Written request — Word for word, repeat the entries, minus the pictures.

Stored data —
⁂

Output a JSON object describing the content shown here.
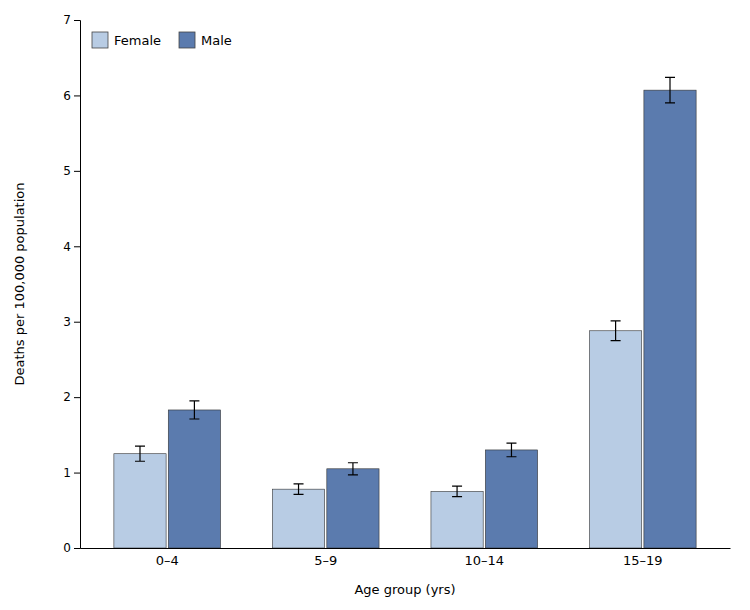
{
  "chart_data": {
    "type": "bar",
    "xlabel": "Age group (yrs)",
    "ylabel": "Deaths per 100,000 population",
    "categories": [
      "0–4",
      "5–9",
      "10–14",
      "15–19"
    ],
    "series": [
      {
        "name": "Female",
        "color": "#b8cce4",
        "values": [
          1.25,
          0.78,
          0.75,
          2.88
        ],
        "errors": [
          0.1,
          0.07,
          0.07,
          0.13
        ]
      },
      {
        "name": "Male",
        "color": "#5b7bae",
        "values": [
          1.83,
          1.05,
          1.3,
          6.07
        ],
        "errors": [
          0.12,
          0.08,
          0.09,
          0.17
        ]
      }
    ],
    "ylim": [
      0,
      7
    ],
    "yticks": [
      0,
      1,
      2,
      3,
      4,
      5,
      6,
      7
    ],
    "grid": false,
    "legend": "upper-left"
  }
}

⁂

The answer —
Output a JSON object describing the content shown here.
{
  "chart_data": {
    "type": "bar",
    "xlabel": "Age group (yrs)",
    "ylabel": "Deaths per 100,000 population",
    "categories": [
      "0–4",
      "5–9",
      "10–14",
      "15–19"
    ],
    "series": [
      {
        "name": "Female",
        "color": "#b8cce4",
        "values": [
          1.25,
          0.78,
          0.75,
          2.88
        ],
        "errors": [
          0.1,
          0.07,
          0.07,
          0.13
        ]
      },
      {
        "name": "Male",
        "color": "#5b7bae",
        "values": [
          1.83,
          1.05,
          1.3,
          6.07
        ],
        "errors": [
          0.12,
          0.08,
          0.09,
          0.17
        ]
      }
    ],
    "ylim": [
      0,
      7
    ],
    "yticks": [
      0,
      1,
      2,
      3,
      4,
      5,
      6,
      7
    ],
    "grid": false,
    "legend": "upper-left"
  }
}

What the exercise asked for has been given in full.